- [To be done]
Print all of the data exactly as written.

/---

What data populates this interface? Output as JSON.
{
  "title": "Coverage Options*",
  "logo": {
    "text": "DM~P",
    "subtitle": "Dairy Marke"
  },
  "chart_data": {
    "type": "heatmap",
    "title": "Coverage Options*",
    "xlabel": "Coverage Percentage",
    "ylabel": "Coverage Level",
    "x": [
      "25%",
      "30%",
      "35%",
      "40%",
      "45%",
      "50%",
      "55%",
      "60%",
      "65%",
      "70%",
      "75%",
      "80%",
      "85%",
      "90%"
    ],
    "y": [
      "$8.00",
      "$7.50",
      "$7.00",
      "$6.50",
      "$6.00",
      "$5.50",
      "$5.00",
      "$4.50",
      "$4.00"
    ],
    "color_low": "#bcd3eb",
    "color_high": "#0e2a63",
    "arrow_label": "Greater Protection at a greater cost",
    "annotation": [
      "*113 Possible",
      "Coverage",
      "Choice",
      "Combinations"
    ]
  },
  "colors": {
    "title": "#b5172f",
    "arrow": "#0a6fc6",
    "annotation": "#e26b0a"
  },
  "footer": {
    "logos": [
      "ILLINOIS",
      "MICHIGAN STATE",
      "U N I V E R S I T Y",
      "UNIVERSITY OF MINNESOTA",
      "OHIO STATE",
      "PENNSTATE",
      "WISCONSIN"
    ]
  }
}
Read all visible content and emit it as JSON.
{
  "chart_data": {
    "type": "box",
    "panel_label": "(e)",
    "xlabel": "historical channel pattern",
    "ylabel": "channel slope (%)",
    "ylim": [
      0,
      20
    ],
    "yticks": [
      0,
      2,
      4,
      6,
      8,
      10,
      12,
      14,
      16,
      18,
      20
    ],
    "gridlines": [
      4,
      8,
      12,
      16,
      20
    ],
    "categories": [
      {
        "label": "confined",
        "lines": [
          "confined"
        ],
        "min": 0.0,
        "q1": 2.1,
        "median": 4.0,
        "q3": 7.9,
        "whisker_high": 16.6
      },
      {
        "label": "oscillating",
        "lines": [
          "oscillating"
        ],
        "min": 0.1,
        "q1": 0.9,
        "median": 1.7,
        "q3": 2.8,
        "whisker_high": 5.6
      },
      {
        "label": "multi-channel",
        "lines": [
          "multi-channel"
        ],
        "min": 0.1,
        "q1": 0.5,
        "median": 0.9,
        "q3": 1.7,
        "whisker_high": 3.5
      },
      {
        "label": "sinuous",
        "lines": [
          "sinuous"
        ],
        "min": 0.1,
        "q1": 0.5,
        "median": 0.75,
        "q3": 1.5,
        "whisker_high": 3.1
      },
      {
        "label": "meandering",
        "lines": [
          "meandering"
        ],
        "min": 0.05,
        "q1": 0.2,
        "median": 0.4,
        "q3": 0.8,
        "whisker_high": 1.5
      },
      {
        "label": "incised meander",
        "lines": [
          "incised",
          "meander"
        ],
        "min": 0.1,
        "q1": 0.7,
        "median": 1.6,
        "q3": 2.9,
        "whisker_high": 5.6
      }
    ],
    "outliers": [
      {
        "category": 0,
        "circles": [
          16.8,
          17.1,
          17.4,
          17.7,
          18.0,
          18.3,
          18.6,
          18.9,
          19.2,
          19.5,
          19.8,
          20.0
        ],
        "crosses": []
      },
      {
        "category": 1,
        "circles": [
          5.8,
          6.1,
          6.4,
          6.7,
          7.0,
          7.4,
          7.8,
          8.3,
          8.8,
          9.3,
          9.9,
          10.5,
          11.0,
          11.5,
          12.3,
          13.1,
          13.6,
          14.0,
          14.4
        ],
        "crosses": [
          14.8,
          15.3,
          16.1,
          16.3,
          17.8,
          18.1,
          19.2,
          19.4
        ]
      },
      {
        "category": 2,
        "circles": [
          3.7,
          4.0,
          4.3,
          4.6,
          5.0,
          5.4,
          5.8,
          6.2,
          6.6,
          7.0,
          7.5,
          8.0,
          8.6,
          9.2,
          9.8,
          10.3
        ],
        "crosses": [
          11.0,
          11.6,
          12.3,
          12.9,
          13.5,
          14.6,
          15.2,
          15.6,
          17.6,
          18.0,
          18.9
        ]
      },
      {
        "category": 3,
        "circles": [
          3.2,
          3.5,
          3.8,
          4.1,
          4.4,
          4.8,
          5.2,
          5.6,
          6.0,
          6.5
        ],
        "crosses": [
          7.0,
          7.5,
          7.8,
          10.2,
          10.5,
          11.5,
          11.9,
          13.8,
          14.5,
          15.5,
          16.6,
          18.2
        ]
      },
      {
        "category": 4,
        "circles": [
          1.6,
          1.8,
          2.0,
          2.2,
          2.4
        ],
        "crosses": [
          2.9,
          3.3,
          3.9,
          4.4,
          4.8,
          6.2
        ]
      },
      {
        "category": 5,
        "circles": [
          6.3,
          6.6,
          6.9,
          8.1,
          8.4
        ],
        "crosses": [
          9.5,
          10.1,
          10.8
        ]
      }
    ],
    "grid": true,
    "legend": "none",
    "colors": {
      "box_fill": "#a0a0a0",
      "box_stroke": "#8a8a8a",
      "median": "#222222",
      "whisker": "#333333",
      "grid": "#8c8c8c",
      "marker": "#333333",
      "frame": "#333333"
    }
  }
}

\---

- [Worked solution]
What data populates this interface? Output as JSON.
{
  "title": "Coverage Options*",
  "logo": {
    "text": "DM~P",
    "subtitle": "Dairy Marke"
  },
  "chart_data": {
    "type": "heatmap",
    "title": "Coverage Options*",
    "xlabel": "Coverage Percentage",
    "ylabel": "Coverage Level",
    "x": [
      "25%",
      "30%",
      "35%",
      "40%",
      "45%",
      "50%",
      "55%",
      "60%",
      "65%",
      "70%",
      "75%",
      "80%",
      "85%",
      "90%"
    ],
    "y": [
      "$8.00",
      "$7.50",
      "$7.00",
      "$6.50",
      "$6.00",
      "$5.50",
      "$5.00",
      "$4.50",
      "$4.00"
    ],
    "color_low": "#bcd3eb",
    "color_high": "#0e2a63",
    "arrow_label": "Greater Protection at a greater cost",
    "annotation": [
      "*113 Possible",
      "Coverage",
      "Choice",
      "Combinations"
    ]
  },
  "colors": {
    "title": "#b5172f",
    "arrow": "#0a6fc6",
    "annotation": "#e26b0a"
  },
  "footer": {
    "logos": [
      "ILLINOIS",
      "MICHIGAN STATE",
      "U N I V E R S I T Y",
      "UNIVERSITY OF MINNESOTA",
      "OHIO STATE",
      "PENNSTATE",
      "WISCONSIN"
    ]
  }
}
Read all visible content and emit it as JSON.
{
  "chart_data": {
    "type": "box",
    "panel_label": "(e)",
    "xlabel": "historical channel pattern",
    "ylabel": "channel slope (%)",
    "ylim": [
      0,
      20
    ],
    "yticks": [
      0,
      2,
      4,
      6,
      8,
      10,
      12,
      14,
      16,
      18,
      20
    ],
    "gridlines": [
      4,
      8,
      12,
      16,
      20
    ],
    "categories": [
      {
        "label": "confined",
        "lines": [
          "confined"
        ],
        "min": 0.0,
        "q1": 2.1,
        "median": 4.0,
        "q3": 7.9,
        "whisker_high": 16.6
      },
      {
        "label": "oscillating",
        "lines": [
          "oscillating"
        ],
        "min": 0.1,
        "q1": 0.9,
        "median": 1.7,
        "q3": 2.8,
        "whisker_high": 5.6
      },
      {
        "label": "multi-channel",
        "lines": [
          "multi-channel"
        ],
        "min": 0.1,
        "q1": 0.5,
        "median": 0.9,
        "q3": 1.7,
        "whisker_high": 3.5
      },
      {
        "label": "sinuous",
        "lines": [
          "sinuous"
        ],
        "min": 0.1,
        "q1": 0.5,
        "median": 0.75,
        "q3": 1.5,
        "whisker_high": 3.1
      },
      {
        "label": "meandering",
        "lines": [
          "meandering"
        ],
        "min": 0.05,
        "q1": 0.2,
        "median": 0.4,
        "q3": 0.8,
        "whisker_high": 1.5
      },
      {
        "label": "incised meander",
        "lines": [
          "incised",
          "meander"
        ],
        "min": 0.1,
        "q1": 0.7,
        "median": 1.6,
        "q3": 2.9,
        "whisker_high": 5.6
      }
    ],
    "outliers": [
      {
        "category": 0,
        "circles": [
          16.8,
          17.1,
          17.4,
          17.7,
          18.0,
          18.3,
          18.6,
          18.9,
          19.2,
          19.5,
          19.8,
          20.0
        ],
        "crosses": []
      },
      {
        "category": 1,
        "circles": [
          5.8,
          6.1,
          6.4,
          6.7,
          7.0,
          7.4,
          7.8,
          8.3,
          8.8,
          9.3,
          9.9,
          10.5,
          11.0,
          11.5,
          12.3,
          13.1,
          13.6,
          14.0,
          14.4
        ],
        "crosses": [
          14.8,
          15.3,
          16.1,
          16.3,
          17.8,
          18.1,
          19.2,
          19.4
        ]
      },
      {
        "category": 2,
        "circles": [
          3.7,
          4.0,
          4.3,
          4.6,
          5.0,
          5.4,
          5.8,
          6.2,
          6.6,
          7.0,
          7.5,
          8.0,
          8.6,
          9.2,
          9.8,
          10.3
        ],
        "crosses": [
          11.0,
          11.6,
          12.3,
          12.9,
          13.5,
          14.6,
          15.2,
          15.6,
          17.6,
          18.0,
          18.9
        ]
      },
      {
        "category": 3,
        "circles": [
          3.2,
          3.5,
          3.8,
          4.1,
          4.4,
          4.8,
          5.2,
          5.6,
          6.0,
          6.5
        ],
        "crosses": [
          7.0,
          7.5,
          7.8,
          10.2,
          10.5,
          11.5,
          11.9,
          13.8,
          14.5,
          15.5,
          16.6,
          18.2
        ]
      },
      {
        "category": 4,
        "circles": [
          1.6,
          1.8,
          2.0,
          2.2,
          2.4
        ],
        "crosses": [
          2.9,
          3.3,
          3.9,
          4.4,
          4.8,
          6.2
        ]
      },
      {
        "category": 5,
        "circles": [
          6.3,
          6.6,
          6.9,
          8.1,
          8.4
        ],
        "crosses": [
          9.5,
          10.1,
          10.8
        ]
      }
    ],
    "grid": true,
    "legend": "none",
    "colors": {
      "box_fill": "#a0a0a0",
      "box_stroke": "#8a8a8a",
      "median": "#222222",
      "whisker": "#333333",
      "grid": "#8c8c8c",
      "marker": "#333333",
      "frame": "#333333"
    }
  }
}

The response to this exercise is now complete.